- **Task to complete**
Repeat every line of the material, character for character.

--- start ---

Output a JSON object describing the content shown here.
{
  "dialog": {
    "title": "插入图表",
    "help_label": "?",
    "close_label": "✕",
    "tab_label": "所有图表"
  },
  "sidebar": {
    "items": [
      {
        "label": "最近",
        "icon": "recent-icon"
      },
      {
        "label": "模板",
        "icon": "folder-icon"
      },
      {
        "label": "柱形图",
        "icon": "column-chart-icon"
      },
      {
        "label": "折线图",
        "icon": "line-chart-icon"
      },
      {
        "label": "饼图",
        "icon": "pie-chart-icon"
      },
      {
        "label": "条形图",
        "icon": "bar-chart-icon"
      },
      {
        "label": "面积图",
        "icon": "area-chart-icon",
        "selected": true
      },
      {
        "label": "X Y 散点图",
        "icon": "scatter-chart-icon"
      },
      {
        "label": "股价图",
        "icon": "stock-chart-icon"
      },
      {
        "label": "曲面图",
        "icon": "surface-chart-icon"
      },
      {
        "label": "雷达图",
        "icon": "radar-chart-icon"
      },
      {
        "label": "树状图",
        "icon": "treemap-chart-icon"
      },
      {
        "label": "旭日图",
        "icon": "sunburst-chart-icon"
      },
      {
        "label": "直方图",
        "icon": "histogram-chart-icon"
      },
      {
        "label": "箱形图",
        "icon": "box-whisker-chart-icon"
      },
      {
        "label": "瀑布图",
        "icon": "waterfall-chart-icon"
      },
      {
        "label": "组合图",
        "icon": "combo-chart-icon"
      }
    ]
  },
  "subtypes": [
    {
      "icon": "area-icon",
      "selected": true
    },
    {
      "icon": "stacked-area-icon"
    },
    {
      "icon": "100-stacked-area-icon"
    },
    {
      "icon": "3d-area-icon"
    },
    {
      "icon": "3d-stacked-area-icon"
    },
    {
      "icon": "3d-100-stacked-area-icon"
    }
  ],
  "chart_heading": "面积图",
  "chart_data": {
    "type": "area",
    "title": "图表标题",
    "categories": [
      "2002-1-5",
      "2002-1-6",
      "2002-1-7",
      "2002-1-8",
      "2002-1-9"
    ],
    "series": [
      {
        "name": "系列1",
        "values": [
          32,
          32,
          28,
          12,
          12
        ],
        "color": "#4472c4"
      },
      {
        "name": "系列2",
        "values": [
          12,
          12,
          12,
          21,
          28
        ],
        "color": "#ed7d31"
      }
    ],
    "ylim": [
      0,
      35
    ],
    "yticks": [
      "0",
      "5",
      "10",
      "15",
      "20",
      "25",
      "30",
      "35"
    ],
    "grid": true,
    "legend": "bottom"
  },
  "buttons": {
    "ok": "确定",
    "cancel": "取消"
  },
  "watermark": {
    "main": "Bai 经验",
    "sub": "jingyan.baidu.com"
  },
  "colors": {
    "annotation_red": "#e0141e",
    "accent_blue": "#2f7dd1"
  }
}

--- end ---

- **Reply to the task**
Output a JSON object describing the content shown here.
{
  "dialog": {
    "title": "插入图表",
    "help_label": "?",
    "close_label": "✕",
    "tab_label": "所有图表"
  },
  "sidebar": {
    "items": [
      {
        "label": "最近",
        "icon": "recent-icon"
      },
      {
        "label": "模板",
        "icon": "folder-icon"
      },
      {
        "label": "柱形图",
        "icon": "column-chart-icon"
      },
      {
        "label": "折线图",
        "icon": "line-chart-icon"
      },
      {
        "label": "饼图",
        "icon": "pie-chart-icon"
      },
      {
        "label": "条形图",
        "icon": "bar-chart-icon"
      },
      {
        "label": "面积图",
        "icon": "area-chart-icon",
        "selected": true
      },
      {
        "label": "X Y 散点图",
        "icon": "scatter-chart-icon"
      },
      {
        "label": "股价图",
        "icon": "stock-chart-icon"
      },
      {
        "label": "曲面图",
        "icon": "surface-chart-icon"
      },
      {
        "label": "雷达图",
        "icon": "radar-chart-icon"
      },
      {
        "label": "树状图",
        "icon": "treemap-chart-icon"
      },
      {
        "label": "旭日图",
        "icon": "sunburst-chart-icon"
      },
      {
        "label": "直方图",
        "icon": "histogram-chart-icon"
      },
      {
        "label": "箱形图",
        "icon": "box-whisker-chart-icon"
      },
      {
        "label": "瀑布图",
        "icon": "waterfall-chart-icon"
      },
      {
        "label": "组合图",
        "icon": "combo-chart-icon"
      }
    ]
  },
  "subtypes": [
    {
      "icon": "area-icon",
      "selected": true
    },
    {
      "icon": "stacked-area-icon"
    },
    {
      "icon": "100-stacked-area-icon"
    },
    {
      "icon": "3d-area-icon"
    },
    {
      "icon": "3d-stacked-area-icon"
    },
    {
      "icon": "3d-100-stacked-area-icon"
    }
  ],
  "chart_heading": "面积图",
  "chart_data": {
    "type": "area",
    "title": "图表标题",
    "categories": [
      "2002-1-5",
      "2002-1-6",
      "2002-1-7",
      "2002-1-8",
      "2002-1-9"
    ],
    "series": [
      {
        "name": "系列1",
        "values": [
          32,
          32,
          28,
          12,
          12
        ],
        "color": "#4472c4"
      },
      {
        "name": "系列2",
        "values": [
          12,
          12,
          12,
          21,
          28
        ],
        "color": "#ed7d31"
      }
    ],
    "ylim": [
      0,
      35
    ],
    "yticks": [
      "0",
      "5",
      "10",
      "15",
      "20",
      "25",
      "30",
      "35"
    ],
    "grid": true,
    "legend": "bottom"
  },
  "buttons": {
    "ok": "确定",
    "cancel": "取消"
  },
  "watermark": {
    "main": "Bai 经验",
    "sub": "jingyan.baidu.com"
  },
  "colors": {
    "annotation_red": "#e0141e",
    "accent_blue": "#2f7dd1"
  }
}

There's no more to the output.